Stored data
-.-.-

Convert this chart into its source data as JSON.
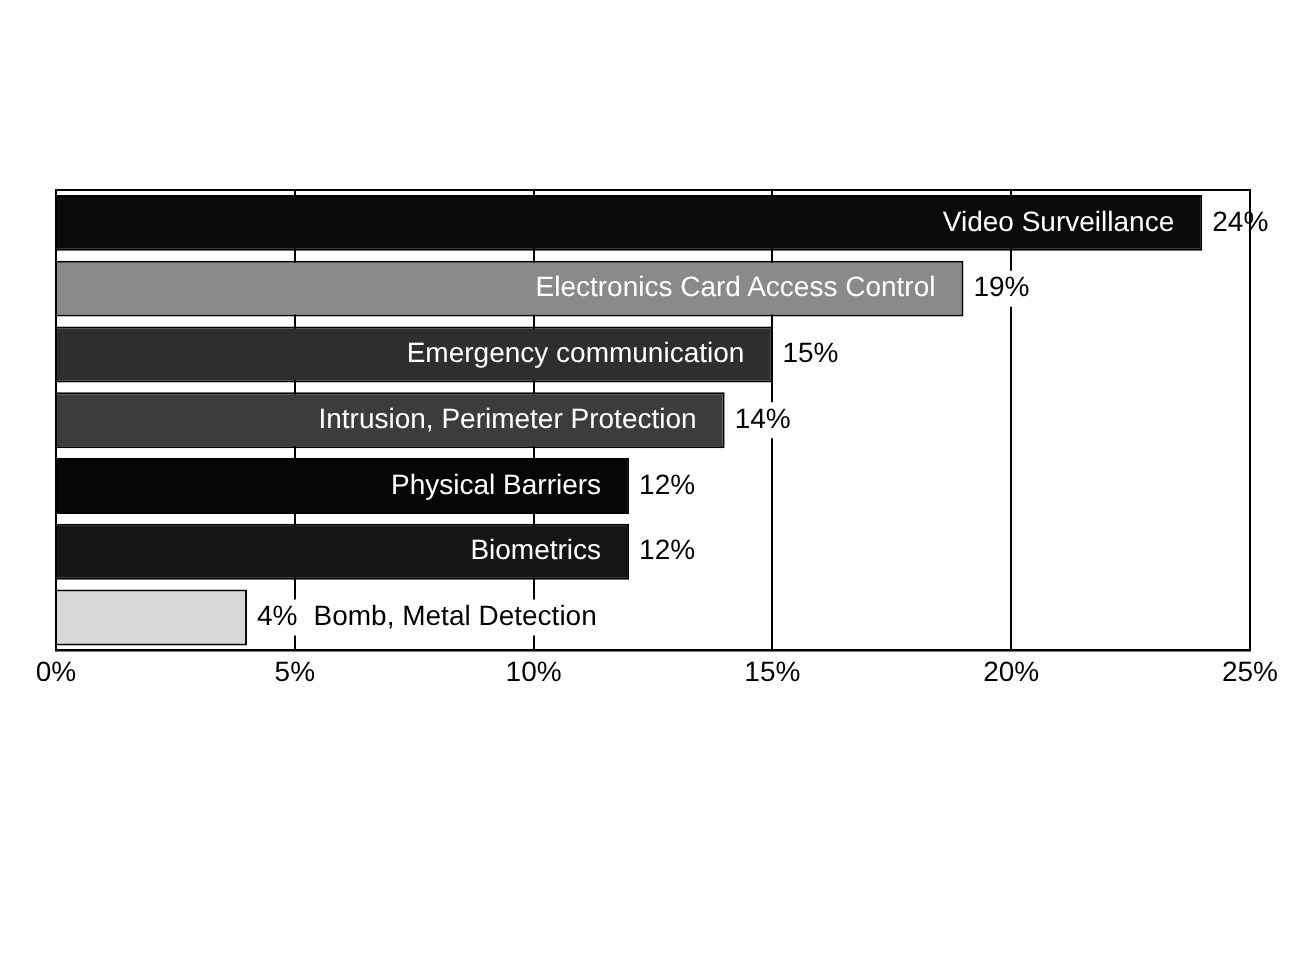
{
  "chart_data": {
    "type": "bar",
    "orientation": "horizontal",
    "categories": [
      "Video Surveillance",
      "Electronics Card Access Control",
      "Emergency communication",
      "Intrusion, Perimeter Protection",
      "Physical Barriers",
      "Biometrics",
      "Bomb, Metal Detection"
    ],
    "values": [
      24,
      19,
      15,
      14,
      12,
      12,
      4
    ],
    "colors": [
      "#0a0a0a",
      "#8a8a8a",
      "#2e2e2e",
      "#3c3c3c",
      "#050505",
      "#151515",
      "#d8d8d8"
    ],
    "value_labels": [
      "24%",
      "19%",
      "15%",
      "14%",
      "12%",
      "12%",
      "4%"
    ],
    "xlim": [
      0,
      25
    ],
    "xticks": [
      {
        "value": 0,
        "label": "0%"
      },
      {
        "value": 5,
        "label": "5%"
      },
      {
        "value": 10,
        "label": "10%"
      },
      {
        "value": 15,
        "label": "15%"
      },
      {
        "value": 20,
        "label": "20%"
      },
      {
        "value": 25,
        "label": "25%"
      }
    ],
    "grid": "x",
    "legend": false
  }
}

-.-.-

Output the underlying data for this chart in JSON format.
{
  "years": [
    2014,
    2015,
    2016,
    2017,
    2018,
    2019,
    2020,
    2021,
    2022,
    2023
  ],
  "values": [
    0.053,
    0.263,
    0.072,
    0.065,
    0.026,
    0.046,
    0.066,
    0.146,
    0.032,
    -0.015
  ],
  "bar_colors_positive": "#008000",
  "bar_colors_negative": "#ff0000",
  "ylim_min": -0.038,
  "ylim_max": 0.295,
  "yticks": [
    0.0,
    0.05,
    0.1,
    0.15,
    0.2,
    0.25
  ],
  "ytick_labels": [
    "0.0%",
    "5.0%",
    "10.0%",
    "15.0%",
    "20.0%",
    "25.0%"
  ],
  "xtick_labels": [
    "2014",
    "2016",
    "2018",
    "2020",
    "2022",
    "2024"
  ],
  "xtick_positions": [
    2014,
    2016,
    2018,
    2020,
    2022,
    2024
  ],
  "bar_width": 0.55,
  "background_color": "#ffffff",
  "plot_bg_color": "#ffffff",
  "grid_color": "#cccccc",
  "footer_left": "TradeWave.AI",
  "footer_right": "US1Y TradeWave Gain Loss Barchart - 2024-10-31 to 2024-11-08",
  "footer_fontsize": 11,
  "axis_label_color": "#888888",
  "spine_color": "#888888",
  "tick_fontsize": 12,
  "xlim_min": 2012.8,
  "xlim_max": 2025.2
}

-.-.-

◆ STATED EXERCISE ◆
Count the lines in the records above that contain the word "this", and reply with only that number.

◆ TASK SOLUTION ◆
2